Records provided:
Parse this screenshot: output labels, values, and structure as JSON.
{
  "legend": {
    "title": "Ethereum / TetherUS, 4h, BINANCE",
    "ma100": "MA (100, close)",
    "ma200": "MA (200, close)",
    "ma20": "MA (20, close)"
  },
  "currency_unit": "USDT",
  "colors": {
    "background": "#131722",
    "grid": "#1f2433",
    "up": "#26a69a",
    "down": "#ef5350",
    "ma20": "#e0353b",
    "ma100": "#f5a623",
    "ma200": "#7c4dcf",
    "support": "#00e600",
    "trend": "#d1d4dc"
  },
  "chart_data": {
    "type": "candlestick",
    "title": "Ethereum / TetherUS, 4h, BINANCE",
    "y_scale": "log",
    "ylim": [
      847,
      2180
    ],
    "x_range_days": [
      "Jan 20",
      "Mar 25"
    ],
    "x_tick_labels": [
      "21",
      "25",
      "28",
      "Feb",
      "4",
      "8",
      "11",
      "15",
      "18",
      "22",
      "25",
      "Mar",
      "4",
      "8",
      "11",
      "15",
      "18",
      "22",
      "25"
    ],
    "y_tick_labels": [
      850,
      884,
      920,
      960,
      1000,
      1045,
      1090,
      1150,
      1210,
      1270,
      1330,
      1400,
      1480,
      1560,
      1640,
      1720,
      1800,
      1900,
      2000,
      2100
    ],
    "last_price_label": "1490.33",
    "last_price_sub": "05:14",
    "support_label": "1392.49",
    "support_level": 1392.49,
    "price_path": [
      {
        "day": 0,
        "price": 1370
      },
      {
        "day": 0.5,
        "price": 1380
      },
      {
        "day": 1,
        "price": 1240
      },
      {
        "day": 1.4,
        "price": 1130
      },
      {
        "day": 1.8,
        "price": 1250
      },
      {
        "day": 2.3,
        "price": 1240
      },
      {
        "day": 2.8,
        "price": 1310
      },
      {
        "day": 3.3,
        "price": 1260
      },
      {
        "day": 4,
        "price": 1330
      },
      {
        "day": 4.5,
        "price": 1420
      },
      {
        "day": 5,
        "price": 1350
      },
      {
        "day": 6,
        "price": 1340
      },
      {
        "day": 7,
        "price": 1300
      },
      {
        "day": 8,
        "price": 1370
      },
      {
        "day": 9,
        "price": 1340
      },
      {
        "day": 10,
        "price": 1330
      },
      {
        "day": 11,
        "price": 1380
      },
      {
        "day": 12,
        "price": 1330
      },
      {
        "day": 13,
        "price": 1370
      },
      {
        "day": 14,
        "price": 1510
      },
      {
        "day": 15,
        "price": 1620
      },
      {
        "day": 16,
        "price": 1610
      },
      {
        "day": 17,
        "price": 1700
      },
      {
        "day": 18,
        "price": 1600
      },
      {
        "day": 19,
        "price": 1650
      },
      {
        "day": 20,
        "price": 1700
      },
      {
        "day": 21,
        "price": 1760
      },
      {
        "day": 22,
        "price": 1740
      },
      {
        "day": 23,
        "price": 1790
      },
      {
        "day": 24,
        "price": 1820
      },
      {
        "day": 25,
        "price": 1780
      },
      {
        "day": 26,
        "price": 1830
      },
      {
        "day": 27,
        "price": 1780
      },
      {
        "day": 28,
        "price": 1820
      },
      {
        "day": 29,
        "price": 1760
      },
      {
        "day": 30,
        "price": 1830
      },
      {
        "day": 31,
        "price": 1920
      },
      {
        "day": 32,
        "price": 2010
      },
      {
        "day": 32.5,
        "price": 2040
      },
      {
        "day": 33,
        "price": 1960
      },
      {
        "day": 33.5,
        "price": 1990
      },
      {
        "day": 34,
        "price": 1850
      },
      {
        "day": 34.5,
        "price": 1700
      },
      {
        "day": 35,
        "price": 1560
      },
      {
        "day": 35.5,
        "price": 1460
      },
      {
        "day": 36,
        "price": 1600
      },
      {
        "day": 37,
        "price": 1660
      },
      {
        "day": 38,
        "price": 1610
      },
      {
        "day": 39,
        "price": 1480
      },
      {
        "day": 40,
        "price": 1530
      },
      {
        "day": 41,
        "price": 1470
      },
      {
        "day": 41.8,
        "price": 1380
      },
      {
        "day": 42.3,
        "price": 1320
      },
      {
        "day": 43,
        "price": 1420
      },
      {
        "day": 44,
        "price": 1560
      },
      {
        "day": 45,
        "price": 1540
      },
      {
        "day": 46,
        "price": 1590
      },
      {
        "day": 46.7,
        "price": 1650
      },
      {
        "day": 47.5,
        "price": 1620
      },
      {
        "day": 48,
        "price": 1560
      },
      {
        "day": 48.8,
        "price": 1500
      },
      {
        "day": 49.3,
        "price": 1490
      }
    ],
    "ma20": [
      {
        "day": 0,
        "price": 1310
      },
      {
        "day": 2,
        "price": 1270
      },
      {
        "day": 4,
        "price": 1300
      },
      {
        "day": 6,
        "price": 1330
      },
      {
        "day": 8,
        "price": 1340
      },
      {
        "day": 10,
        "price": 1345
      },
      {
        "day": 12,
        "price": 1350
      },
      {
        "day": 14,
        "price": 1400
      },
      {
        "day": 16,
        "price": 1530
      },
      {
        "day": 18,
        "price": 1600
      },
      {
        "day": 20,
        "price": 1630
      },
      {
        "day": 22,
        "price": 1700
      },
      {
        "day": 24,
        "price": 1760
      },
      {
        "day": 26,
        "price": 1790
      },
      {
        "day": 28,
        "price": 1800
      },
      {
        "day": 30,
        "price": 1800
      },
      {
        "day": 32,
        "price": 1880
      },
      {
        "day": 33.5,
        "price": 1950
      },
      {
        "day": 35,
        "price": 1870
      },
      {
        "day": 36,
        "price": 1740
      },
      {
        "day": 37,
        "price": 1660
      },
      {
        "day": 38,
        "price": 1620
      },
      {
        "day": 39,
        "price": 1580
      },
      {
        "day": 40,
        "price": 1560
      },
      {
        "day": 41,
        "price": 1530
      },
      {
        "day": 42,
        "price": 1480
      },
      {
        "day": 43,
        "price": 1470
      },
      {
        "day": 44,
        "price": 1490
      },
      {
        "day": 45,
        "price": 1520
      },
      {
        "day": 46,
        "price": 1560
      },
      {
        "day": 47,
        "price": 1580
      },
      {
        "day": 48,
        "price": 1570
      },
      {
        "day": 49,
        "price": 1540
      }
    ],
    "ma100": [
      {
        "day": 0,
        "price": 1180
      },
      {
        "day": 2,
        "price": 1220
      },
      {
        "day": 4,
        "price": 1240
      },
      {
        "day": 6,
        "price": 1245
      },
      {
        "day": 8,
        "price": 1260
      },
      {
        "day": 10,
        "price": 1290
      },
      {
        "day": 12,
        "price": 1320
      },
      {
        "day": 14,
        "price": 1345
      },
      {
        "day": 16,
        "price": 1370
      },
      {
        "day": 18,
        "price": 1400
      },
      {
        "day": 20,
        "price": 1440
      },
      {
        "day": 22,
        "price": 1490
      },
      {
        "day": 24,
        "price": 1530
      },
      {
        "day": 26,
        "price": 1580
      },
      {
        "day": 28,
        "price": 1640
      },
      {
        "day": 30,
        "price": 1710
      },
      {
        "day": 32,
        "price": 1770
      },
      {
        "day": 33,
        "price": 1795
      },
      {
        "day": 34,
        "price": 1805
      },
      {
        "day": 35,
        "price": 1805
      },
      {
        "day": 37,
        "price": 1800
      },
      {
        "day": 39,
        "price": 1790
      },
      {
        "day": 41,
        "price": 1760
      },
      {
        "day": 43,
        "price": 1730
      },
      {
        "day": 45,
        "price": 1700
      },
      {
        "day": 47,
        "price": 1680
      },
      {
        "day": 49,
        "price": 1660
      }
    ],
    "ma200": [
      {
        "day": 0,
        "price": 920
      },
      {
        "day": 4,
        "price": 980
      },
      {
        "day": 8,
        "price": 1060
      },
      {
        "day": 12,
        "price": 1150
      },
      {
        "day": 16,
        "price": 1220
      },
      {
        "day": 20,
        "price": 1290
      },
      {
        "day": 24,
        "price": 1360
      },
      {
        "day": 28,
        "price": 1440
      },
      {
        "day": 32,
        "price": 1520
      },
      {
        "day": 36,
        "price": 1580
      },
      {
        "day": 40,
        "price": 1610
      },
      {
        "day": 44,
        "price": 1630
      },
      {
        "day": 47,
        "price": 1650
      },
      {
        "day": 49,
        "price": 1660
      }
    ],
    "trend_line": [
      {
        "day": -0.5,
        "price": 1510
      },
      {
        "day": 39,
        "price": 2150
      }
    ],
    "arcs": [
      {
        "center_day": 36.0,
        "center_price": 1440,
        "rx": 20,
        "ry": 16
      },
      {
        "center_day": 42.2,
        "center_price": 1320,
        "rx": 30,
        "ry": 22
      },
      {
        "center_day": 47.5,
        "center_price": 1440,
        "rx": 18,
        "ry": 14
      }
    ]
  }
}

Requirement: Check each line of the records for the string "close" and state how many lines contain it. Give only the number.

Solution for this exercise: 3